**GIVEN PROBLEM:** Go through the entries below, tally each line with the string "children", and give the final number by itself.

Data records:
....

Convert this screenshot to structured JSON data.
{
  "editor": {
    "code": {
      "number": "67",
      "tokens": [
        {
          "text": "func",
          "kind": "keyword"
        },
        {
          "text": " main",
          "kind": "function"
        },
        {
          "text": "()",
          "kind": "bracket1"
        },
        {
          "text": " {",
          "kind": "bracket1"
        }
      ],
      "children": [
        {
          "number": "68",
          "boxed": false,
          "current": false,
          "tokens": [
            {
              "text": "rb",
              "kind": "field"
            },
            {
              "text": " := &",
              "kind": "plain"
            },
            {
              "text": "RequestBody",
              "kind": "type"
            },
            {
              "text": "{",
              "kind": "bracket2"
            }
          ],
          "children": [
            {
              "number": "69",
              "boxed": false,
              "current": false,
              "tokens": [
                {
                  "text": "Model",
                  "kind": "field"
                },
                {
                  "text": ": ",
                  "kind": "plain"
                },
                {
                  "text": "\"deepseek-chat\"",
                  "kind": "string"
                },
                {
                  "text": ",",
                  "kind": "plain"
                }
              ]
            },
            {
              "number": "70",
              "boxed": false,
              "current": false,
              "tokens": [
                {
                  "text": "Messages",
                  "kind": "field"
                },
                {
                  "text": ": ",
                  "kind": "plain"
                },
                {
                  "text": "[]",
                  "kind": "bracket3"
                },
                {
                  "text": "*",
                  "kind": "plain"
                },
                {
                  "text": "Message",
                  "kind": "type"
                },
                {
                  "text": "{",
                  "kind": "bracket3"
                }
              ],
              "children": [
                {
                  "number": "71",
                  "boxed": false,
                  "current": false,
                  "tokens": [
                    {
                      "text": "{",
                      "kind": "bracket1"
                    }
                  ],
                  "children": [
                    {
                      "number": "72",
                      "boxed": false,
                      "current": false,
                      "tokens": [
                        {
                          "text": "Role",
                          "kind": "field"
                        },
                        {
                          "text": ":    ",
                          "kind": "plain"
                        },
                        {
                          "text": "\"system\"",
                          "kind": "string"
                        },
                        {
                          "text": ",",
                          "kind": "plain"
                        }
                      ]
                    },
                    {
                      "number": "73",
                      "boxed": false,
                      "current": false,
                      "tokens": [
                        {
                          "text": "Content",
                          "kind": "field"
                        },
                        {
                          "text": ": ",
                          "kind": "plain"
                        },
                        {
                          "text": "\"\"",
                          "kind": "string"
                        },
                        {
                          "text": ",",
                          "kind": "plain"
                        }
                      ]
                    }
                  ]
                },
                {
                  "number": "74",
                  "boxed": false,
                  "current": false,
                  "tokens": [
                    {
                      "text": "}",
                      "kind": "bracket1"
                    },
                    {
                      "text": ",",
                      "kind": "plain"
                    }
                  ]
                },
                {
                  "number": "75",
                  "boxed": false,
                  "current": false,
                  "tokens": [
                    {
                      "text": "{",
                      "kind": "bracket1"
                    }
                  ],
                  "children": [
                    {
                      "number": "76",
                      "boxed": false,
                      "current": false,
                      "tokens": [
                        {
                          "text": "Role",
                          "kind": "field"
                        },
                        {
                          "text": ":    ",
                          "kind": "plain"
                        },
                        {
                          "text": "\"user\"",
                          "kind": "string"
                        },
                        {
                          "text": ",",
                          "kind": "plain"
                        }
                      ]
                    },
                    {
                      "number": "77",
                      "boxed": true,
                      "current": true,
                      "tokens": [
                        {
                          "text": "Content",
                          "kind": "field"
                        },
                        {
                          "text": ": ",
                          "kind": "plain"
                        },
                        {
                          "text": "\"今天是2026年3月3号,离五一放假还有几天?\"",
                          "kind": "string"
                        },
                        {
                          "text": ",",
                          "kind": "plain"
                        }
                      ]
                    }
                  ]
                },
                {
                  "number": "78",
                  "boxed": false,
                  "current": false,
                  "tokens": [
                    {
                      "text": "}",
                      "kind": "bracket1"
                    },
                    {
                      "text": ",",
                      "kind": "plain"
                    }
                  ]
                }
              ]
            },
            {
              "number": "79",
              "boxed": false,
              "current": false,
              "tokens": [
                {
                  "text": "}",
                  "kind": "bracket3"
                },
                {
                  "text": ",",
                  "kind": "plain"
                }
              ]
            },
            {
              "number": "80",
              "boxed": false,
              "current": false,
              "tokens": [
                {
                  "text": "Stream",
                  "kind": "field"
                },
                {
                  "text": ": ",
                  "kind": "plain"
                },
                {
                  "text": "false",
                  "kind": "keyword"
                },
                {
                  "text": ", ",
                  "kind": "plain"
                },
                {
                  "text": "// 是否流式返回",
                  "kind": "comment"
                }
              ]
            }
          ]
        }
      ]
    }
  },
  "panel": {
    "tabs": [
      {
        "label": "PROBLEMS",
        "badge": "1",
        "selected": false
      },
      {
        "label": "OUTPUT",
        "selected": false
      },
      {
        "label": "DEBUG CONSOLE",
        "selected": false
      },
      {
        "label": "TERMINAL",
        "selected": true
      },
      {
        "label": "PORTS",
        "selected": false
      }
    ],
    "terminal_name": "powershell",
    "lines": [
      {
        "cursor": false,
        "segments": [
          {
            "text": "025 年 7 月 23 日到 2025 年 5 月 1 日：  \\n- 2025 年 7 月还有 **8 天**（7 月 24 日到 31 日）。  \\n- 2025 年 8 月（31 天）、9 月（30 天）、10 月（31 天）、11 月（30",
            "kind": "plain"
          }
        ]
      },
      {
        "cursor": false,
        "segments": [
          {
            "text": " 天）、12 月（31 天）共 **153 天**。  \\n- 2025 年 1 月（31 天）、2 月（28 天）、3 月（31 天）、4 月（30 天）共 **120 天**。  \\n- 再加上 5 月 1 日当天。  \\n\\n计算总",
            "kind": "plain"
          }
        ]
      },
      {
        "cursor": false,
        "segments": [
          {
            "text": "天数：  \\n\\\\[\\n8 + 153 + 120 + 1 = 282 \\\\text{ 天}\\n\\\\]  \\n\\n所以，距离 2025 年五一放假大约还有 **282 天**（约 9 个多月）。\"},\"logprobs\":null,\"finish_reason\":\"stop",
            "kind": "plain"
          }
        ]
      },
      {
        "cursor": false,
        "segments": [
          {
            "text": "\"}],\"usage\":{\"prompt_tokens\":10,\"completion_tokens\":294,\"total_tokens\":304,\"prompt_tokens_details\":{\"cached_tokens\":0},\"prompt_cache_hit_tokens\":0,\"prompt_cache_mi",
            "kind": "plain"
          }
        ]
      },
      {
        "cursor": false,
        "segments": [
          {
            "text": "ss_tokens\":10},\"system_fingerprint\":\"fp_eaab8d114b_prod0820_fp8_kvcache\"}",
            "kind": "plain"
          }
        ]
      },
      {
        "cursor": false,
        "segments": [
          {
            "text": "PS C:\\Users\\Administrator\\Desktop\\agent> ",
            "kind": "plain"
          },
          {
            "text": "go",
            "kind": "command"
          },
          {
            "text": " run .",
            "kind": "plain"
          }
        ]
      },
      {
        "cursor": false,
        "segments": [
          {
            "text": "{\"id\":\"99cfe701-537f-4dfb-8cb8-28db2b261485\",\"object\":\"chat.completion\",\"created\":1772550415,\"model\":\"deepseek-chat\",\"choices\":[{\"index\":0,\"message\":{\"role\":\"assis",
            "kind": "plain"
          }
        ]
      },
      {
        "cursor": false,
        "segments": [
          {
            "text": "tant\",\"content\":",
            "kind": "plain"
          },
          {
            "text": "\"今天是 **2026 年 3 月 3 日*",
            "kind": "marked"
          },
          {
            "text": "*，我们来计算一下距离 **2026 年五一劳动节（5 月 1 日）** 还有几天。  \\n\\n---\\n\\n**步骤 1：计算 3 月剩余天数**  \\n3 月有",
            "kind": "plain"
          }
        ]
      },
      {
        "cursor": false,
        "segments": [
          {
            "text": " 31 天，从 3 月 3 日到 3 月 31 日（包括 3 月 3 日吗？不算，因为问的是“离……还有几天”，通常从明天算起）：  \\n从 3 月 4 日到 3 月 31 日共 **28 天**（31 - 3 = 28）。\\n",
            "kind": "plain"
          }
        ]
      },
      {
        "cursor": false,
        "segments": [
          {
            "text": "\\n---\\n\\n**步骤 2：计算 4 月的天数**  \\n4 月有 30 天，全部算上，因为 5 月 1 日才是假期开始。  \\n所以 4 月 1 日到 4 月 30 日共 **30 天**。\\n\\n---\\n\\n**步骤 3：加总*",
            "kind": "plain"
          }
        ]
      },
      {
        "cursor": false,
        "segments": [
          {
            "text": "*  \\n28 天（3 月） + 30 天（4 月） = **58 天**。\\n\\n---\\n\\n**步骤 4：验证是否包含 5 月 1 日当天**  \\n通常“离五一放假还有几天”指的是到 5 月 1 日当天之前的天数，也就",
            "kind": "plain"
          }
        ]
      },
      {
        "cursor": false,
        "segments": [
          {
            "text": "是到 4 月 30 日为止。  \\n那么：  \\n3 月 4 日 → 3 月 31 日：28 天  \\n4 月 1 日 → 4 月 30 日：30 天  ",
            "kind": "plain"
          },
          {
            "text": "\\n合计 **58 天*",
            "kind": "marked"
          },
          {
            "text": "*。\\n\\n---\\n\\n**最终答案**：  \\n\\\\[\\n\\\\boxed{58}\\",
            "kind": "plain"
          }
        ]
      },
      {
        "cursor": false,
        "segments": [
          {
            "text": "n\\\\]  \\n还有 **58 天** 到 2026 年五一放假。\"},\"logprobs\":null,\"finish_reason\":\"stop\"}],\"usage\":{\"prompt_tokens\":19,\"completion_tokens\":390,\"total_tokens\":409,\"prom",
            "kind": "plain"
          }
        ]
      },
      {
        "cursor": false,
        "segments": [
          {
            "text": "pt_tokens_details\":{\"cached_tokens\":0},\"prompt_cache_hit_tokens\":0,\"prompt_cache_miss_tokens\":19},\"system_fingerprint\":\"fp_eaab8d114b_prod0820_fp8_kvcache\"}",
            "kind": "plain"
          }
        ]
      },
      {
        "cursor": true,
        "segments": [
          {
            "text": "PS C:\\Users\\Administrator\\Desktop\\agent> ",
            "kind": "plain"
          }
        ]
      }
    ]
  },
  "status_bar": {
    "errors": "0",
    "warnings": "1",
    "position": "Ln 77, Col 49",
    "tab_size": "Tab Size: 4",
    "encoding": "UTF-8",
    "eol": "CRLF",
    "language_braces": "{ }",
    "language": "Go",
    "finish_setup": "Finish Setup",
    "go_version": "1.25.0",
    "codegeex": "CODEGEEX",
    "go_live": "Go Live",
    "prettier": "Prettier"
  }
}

....

**RIGHT ANSWER:** 5